-- BEGIN Records --

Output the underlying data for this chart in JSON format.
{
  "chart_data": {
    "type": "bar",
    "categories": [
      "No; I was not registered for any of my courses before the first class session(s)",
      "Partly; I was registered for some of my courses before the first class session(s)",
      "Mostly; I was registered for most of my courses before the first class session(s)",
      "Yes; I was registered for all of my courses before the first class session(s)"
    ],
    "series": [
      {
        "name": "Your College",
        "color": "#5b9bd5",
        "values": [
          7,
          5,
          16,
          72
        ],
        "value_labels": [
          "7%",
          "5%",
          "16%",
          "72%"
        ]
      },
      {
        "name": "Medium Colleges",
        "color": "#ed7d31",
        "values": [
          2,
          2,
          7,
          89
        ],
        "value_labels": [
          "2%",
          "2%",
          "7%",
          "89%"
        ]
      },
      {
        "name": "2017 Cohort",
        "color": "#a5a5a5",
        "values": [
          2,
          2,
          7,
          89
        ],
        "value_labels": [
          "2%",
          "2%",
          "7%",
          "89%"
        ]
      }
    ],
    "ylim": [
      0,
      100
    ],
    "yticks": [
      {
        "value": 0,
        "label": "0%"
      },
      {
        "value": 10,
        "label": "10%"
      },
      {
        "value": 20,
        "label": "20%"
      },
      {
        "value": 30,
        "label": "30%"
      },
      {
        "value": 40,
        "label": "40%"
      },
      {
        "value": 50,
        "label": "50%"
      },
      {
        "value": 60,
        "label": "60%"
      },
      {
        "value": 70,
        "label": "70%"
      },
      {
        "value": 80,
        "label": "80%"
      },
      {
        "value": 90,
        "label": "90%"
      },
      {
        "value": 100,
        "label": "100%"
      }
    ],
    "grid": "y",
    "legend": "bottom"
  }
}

-- END Records --

> **Do this**
Select and copy every line from the records that includes the word "registered".

> **Finished task**
      "No; I was not registered for any of my courses before the first class session(s)",
      "Partly; I was registered for some of my courses before the first class session(s)",
      "Mostly; I was registered for most of my courses before the first class session(s)",
      "Yes; I was registered for all of my courses before the first class session(s)"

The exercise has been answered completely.